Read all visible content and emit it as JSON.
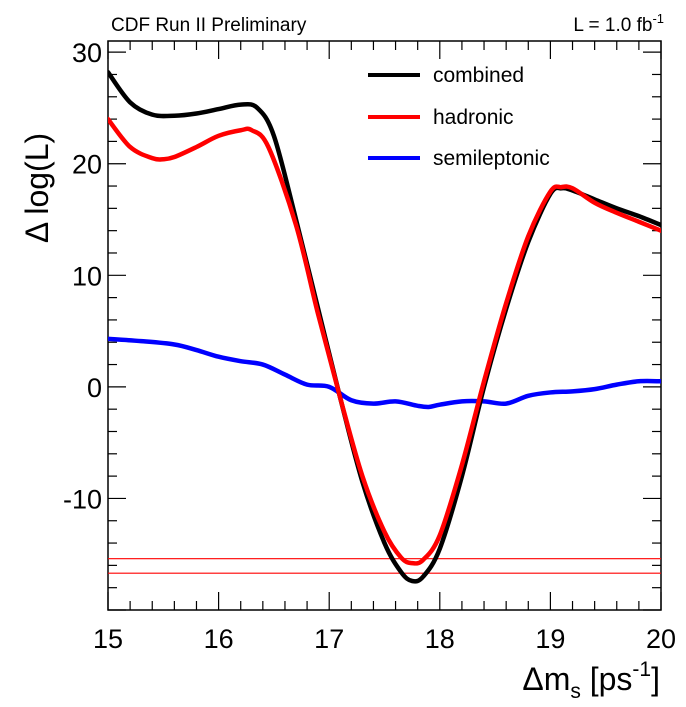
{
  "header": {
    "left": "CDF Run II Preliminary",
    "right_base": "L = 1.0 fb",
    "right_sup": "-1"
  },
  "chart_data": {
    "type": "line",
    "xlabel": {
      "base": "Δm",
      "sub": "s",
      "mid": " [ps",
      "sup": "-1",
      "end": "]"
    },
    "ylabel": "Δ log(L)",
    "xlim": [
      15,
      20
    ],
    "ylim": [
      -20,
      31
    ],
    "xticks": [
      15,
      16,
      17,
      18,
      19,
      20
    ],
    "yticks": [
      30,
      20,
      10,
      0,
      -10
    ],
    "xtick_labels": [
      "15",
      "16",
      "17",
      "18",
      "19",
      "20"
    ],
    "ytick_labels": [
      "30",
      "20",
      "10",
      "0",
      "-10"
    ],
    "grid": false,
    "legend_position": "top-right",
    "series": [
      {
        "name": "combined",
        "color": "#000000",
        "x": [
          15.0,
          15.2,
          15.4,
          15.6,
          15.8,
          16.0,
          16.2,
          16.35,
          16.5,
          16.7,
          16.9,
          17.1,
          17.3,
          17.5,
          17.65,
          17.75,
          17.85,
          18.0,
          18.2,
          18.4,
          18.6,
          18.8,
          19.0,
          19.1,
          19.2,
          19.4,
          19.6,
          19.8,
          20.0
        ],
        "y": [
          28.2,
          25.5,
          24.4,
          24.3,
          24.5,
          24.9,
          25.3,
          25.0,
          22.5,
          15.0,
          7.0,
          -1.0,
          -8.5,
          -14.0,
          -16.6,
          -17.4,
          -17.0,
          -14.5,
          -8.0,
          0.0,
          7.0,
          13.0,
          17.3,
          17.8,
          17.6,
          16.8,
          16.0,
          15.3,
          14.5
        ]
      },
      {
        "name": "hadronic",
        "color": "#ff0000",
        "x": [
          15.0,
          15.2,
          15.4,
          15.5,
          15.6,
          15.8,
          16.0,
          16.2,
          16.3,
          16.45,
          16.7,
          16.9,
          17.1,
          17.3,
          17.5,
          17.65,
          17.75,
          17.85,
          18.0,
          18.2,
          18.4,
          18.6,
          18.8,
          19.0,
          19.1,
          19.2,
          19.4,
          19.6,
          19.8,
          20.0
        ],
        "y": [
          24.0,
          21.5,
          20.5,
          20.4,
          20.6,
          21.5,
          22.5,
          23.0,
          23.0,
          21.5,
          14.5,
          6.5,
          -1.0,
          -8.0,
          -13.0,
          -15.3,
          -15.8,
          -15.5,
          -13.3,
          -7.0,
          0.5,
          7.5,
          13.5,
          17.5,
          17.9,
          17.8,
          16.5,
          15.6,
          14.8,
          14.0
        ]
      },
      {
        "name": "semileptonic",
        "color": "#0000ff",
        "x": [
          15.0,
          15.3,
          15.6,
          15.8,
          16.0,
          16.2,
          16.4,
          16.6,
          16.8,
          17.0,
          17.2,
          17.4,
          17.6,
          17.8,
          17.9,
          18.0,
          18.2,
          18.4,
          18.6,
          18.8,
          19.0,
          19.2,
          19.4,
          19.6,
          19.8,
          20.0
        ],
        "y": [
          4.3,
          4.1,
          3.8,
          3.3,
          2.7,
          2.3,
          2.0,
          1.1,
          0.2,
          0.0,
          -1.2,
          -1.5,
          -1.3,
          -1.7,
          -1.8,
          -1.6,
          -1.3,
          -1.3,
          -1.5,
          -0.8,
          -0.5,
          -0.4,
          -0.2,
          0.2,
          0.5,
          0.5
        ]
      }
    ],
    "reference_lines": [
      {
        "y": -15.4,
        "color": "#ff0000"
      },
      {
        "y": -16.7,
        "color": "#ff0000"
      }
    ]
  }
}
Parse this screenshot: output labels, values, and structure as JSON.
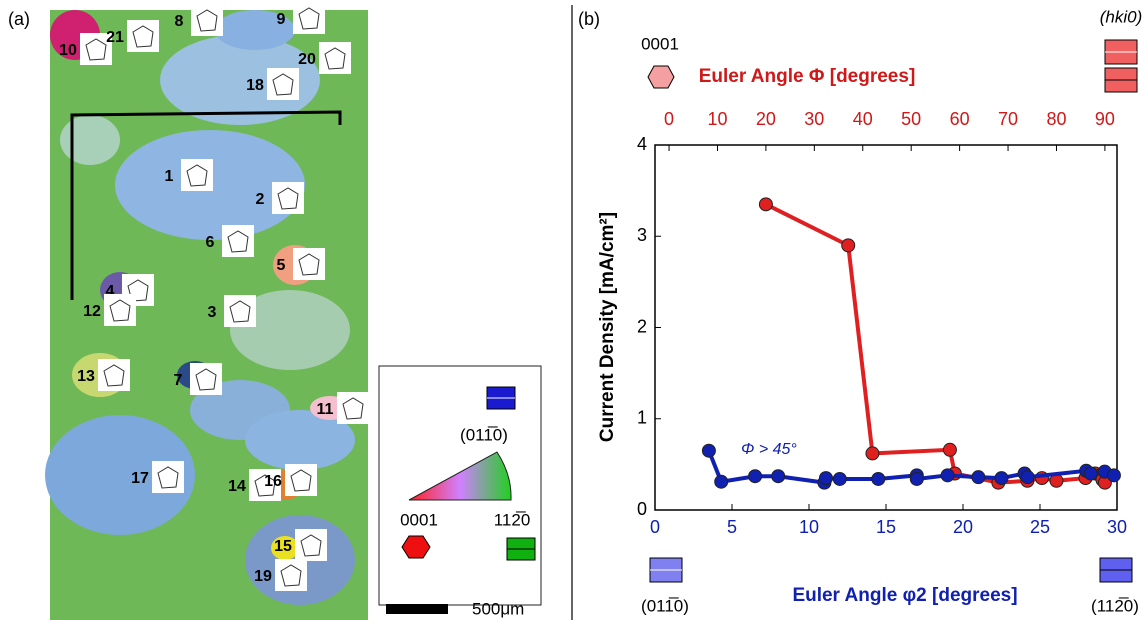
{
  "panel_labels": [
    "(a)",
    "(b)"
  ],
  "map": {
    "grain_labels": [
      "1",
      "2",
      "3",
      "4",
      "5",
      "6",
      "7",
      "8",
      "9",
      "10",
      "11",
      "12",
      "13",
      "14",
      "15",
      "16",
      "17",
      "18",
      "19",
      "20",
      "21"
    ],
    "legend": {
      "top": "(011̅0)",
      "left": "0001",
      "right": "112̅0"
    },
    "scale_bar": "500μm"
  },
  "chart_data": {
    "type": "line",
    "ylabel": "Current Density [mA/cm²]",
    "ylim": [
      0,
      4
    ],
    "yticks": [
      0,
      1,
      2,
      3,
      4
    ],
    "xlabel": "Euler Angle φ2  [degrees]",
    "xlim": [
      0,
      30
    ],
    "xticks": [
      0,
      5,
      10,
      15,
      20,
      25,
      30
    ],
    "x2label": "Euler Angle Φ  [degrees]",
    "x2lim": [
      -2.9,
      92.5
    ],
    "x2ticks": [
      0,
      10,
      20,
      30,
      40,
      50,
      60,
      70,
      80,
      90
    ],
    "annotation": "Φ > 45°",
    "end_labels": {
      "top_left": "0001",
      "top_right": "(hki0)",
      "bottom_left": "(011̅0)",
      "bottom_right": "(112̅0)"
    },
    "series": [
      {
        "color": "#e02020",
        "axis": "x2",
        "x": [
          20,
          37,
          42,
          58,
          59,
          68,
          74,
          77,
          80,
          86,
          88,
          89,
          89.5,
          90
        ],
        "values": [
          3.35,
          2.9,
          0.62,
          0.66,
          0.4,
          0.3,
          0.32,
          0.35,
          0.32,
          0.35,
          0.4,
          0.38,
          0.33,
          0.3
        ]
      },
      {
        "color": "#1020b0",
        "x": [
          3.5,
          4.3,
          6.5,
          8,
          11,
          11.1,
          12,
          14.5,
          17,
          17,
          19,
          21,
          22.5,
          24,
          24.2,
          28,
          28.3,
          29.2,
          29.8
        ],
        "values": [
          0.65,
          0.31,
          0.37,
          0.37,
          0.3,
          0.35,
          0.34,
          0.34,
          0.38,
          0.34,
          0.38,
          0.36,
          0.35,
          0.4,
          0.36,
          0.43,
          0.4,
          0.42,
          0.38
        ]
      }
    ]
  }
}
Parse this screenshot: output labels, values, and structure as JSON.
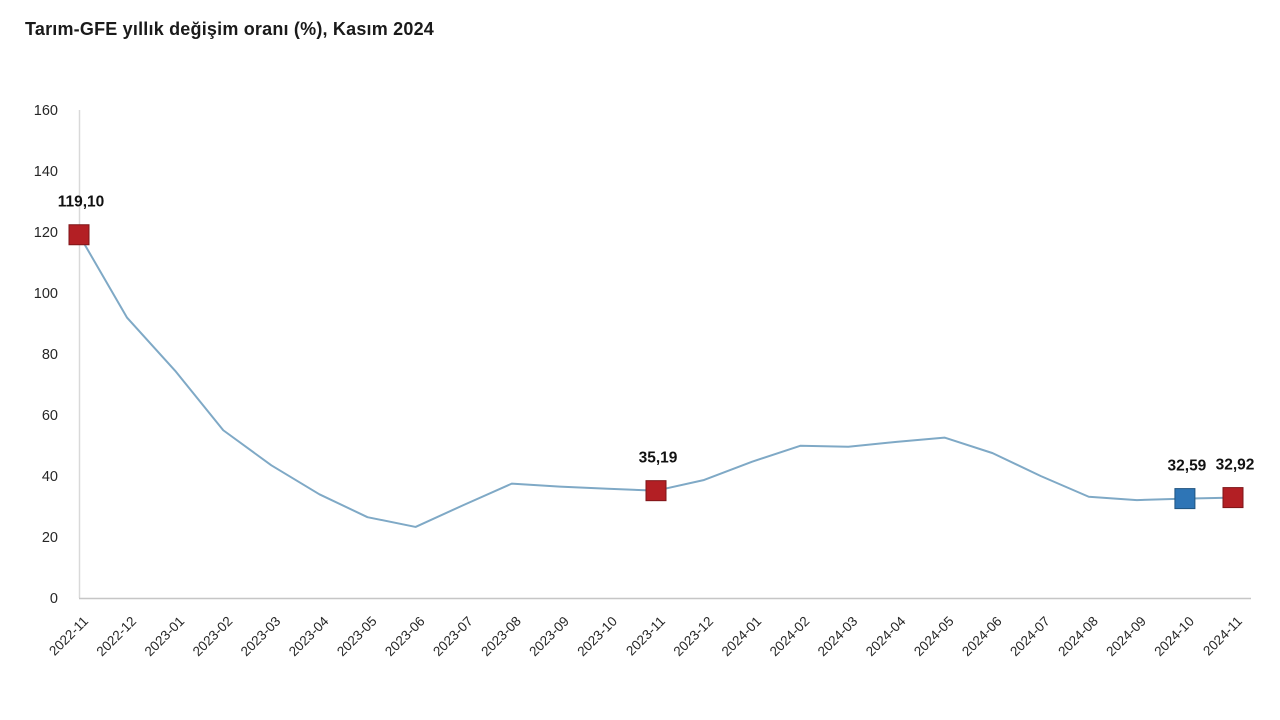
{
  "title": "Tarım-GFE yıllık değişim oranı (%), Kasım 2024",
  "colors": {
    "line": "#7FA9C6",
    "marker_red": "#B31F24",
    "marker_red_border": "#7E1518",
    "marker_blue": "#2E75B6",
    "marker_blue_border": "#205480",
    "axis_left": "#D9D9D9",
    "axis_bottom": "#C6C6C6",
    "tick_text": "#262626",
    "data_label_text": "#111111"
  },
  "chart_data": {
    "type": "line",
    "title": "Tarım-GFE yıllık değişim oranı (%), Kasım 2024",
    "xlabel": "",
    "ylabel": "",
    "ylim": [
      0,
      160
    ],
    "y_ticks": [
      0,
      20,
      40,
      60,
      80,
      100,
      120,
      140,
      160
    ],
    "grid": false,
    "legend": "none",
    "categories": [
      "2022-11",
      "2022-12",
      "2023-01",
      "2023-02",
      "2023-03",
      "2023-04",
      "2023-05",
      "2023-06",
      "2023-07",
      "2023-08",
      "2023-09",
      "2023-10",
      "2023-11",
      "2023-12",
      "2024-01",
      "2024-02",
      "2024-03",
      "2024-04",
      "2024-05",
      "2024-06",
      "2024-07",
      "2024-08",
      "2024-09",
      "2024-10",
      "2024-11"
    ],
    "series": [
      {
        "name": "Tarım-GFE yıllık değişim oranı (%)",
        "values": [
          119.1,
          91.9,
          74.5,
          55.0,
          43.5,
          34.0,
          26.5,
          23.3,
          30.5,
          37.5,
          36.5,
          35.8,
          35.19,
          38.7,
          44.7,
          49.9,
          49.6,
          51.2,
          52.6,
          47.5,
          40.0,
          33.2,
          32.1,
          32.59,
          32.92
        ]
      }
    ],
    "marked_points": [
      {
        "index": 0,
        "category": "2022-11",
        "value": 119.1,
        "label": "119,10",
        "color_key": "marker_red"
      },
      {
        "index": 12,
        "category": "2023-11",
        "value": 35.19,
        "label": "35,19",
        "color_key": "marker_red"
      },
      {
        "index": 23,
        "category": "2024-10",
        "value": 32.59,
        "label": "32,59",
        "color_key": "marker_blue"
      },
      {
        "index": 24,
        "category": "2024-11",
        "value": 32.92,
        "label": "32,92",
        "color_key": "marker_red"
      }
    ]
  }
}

☆ ☆ ☆ ☆ ☆

Problem to work on
Check every line of the material for the string "Angle" and give the number of lines that have it, without anything else.

Solution for this exercise
2